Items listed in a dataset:
┏━━

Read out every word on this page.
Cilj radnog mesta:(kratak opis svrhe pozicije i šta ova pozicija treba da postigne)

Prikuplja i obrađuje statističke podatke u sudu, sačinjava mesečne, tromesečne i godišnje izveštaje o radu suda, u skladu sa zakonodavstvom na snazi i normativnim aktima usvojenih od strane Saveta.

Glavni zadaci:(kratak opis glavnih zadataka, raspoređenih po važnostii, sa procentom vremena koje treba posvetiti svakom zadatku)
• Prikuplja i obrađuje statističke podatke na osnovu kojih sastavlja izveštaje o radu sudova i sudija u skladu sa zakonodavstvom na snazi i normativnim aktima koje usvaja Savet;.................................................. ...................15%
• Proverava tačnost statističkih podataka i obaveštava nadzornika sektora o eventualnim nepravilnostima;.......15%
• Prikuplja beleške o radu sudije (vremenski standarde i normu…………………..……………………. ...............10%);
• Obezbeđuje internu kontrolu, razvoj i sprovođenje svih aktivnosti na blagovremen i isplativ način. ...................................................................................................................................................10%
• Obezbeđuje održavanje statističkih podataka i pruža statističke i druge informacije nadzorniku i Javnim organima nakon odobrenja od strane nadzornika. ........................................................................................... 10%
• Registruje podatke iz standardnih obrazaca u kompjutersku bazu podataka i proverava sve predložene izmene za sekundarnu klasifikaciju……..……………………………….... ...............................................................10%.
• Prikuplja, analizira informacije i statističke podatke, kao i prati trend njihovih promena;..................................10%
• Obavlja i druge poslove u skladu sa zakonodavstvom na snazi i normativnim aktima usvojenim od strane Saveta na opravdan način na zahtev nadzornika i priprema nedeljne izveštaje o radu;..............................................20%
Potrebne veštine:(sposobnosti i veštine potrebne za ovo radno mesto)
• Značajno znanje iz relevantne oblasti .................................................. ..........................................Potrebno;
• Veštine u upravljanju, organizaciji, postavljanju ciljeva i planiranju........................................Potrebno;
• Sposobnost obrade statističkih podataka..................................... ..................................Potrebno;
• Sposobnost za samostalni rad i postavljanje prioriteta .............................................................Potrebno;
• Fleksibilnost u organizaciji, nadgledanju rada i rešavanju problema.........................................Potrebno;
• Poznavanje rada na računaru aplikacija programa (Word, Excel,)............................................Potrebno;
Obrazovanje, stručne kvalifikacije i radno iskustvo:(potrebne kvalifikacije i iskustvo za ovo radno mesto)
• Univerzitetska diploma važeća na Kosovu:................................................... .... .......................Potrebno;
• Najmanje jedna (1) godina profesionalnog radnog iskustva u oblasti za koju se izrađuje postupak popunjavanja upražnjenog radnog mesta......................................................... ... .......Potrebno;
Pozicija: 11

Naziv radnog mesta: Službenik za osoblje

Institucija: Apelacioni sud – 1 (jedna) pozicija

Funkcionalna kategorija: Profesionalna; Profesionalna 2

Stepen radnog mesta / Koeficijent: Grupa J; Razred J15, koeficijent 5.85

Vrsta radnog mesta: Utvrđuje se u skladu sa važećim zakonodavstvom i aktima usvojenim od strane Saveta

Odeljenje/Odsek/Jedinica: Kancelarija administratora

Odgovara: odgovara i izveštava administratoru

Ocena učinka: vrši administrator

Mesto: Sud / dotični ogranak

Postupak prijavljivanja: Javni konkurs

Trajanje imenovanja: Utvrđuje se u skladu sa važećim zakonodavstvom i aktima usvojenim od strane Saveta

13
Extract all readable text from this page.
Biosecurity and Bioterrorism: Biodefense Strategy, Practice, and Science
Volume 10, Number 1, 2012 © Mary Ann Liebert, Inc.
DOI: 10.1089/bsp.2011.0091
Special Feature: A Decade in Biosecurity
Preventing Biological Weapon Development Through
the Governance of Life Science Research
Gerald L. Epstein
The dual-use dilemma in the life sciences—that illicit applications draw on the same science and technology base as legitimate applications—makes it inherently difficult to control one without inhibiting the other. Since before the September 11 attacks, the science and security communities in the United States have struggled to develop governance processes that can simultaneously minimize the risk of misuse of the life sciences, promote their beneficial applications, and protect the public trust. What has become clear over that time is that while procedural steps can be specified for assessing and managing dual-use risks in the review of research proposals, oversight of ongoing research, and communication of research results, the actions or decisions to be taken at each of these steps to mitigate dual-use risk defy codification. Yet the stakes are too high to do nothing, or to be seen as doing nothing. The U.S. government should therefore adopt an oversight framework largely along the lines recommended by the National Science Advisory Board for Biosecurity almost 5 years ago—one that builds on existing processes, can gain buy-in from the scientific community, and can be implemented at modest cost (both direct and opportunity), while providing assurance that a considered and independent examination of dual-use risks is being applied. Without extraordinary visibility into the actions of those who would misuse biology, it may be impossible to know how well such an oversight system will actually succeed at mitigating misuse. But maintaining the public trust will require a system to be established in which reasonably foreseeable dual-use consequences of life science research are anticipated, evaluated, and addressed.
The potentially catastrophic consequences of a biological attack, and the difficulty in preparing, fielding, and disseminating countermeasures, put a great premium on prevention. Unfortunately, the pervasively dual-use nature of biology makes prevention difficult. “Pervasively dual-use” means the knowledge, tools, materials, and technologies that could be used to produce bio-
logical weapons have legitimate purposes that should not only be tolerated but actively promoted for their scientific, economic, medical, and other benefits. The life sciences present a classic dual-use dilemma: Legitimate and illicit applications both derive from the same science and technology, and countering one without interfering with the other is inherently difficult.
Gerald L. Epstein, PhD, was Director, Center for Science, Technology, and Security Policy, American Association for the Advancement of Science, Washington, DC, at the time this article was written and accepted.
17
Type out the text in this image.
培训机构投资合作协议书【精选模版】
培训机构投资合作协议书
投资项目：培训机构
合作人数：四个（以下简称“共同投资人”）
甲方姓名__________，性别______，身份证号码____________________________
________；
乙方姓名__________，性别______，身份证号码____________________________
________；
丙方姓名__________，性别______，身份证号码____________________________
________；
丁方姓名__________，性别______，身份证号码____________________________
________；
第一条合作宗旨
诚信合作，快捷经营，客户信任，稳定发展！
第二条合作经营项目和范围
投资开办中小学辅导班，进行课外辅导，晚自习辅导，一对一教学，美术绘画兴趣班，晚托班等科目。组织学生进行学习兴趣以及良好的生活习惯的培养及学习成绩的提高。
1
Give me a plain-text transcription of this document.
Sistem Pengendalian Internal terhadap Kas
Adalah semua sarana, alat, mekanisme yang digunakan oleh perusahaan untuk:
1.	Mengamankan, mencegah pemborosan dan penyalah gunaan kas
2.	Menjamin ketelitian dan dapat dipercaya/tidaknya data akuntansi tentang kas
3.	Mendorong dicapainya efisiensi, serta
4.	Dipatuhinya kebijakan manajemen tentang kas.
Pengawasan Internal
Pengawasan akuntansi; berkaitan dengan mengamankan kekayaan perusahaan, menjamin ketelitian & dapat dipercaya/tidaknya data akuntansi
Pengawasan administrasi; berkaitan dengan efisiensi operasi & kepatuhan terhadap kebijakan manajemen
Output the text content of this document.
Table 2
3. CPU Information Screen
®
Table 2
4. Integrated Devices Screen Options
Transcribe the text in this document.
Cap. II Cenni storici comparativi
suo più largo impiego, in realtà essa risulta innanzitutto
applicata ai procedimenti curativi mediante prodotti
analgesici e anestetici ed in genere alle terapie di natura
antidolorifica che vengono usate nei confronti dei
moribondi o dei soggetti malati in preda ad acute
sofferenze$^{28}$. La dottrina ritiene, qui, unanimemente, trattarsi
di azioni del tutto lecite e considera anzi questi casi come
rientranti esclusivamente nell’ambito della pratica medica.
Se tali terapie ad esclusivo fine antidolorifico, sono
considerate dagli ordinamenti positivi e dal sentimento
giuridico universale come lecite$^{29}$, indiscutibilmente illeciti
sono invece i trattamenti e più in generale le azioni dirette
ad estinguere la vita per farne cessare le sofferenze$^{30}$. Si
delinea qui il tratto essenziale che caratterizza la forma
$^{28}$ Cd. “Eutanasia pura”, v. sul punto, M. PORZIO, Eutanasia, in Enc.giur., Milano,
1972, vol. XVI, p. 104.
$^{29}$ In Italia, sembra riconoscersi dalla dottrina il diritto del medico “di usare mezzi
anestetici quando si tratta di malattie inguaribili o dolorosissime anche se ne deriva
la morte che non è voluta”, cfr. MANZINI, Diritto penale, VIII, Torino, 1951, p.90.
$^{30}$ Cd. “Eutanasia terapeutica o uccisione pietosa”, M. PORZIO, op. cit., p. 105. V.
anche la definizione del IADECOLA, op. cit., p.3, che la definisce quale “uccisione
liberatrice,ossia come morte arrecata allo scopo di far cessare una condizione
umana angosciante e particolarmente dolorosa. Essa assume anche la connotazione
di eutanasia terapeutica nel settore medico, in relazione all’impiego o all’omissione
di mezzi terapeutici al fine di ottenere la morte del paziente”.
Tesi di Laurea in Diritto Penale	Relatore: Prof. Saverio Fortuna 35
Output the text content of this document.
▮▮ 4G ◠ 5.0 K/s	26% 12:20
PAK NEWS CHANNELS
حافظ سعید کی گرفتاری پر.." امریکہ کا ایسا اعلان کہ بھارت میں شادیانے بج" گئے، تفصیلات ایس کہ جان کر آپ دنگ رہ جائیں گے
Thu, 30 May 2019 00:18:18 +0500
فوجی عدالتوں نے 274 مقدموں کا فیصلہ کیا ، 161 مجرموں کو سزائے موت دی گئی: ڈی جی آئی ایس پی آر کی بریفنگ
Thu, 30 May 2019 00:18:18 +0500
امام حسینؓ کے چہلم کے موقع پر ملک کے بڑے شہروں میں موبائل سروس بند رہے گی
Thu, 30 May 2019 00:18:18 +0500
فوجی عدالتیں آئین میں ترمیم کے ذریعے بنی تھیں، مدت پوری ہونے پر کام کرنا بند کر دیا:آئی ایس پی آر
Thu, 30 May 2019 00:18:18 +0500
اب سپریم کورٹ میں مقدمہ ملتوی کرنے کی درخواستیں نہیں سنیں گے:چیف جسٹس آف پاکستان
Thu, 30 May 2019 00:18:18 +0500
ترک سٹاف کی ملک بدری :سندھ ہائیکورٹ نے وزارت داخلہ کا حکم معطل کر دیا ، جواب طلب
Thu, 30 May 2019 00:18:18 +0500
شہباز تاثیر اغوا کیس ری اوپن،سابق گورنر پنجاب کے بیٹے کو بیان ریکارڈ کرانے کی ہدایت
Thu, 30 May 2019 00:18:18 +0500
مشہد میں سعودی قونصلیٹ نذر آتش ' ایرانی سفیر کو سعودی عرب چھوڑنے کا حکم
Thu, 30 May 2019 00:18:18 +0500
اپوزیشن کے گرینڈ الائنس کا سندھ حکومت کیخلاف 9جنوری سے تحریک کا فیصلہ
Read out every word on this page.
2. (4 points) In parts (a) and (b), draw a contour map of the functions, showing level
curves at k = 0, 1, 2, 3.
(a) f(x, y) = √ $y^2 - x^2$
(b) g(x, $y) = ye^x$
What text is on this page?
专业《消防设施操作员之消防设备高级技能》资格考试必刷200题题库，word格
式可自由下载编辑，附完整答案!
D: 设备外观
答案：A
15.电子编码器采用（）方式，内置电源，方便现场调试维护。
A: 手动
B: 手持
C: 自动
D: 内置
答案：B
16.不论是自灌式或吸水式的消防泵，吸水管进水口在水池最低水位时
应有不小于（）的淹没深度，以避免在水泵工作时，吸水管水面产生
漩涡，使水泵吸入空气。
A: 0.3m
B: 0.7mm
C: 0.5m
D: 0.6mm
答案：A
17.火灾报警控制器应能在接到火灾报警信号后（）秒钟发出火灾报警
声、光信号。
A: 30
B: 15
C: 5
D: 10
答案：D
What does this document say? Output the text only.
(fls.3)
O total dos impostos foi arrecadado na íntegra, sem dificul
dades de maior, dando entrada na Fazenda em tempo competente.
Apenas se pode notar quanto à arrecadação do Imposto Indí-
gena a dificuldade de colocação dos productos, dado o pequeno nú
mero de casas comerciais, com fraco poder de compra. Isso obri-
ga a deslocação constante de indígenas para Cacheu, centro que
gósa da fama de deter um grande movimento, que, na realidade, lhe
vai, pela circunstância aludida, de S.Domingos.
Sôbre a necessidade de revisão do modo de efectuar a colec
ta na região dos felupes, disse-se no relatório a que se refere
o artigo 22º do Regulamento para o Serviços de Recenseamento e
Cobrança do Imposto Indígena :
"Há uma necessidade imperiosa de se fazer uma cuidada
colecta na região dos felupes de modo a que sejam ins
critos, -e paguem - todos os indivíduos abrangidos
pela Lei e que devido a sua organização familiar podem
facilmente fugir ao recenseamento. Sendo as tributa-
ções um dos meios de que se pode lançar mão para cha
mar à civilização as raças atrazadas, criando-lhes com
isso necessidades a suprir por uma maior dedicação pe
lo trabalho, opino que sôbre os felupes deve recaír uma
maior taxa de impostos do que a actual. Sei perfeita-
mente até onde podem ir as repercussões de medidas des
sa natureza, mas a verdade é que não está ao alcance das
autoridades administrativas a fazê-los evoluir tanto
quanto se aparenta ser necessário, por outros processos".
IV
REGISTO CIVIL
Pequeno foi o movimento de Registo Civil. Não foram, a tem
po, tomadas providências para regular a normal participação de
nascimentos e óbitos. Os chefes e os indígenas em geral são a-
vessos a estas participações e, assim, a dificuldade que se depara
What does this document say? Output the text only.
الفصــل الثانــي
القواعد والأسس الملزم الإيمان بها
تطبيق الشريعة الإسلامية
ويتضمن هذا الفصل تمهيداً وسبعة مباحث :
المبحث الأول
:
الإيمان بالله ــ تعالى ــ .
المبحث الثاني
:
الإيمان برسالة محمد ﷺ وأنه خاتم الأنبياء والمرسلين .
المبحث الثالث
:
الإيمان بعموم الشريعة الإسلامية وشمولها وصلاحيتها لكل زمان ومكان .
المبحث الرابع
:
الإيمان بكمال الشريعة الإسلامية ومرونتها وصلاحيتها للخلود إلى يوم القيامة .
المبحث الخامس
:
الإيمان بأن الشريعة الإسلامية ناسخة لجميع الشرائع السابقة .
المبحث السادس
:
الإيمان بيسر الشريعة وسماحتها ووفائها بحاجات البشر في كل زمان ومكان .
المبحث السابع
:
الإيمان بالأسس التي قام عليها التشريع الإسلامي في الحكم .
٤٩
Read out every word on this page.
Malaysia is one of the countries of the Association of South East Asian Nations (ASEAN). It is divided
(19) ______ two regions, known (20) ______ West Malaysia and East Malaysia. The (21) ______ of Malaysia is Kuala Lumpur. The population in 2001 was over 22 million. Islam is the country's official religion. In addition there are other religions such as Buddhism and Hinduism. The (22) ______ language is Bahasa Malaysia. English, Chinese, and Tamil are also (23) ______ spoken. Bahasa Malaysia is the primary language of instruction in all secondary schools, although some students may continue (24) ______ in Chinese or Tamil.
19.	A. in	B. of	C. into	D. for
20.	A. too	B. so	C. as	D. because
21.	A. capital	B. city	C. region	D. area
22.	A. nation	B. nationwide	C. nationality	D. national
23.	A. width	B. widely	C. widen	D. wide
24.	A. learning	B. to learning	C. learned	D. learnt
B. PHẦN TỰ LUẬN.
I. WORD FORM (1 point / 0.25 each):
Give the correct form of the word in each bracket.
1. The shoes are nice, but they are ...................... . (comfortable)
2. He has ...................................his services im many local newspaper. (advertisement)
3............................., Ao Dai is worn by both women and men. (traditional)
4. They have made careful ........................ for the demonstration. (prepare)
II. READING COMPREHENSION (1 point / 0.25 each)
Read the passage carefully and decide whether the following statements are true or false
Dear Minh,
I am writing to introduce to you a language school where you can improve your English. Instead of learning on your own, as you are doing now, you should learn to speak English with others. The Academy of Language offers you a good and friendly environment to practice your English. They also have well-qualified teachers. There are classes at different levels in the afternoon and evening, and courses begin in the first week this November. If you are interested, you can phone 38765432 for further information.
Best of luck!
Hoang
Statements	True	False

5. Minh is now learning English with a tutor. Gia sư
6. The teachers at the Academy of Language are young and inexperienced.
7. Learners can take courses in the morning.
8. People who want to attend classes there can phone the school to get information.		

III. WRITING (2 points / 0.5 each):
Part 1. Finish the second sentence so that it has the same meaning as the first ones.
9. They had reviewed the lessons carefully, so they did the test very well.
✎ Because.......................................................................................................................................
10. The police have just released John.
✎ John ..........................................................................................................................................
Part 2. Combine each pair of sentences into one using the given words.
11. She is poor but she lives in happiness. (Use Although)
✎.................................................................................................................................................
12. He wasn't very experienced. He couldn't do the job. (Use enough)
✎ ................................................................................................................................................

┗━━

From the entries above, copy every line that holds the word "terapeutica".

$^{30}$ Cd. “Eutanasia terapeutica o uccisione pietosa”, M. PORZIO, op. cit., p. 105. V.
di eutanasia terapeutica nel settore medico, in relazione all’impiego o all’omissione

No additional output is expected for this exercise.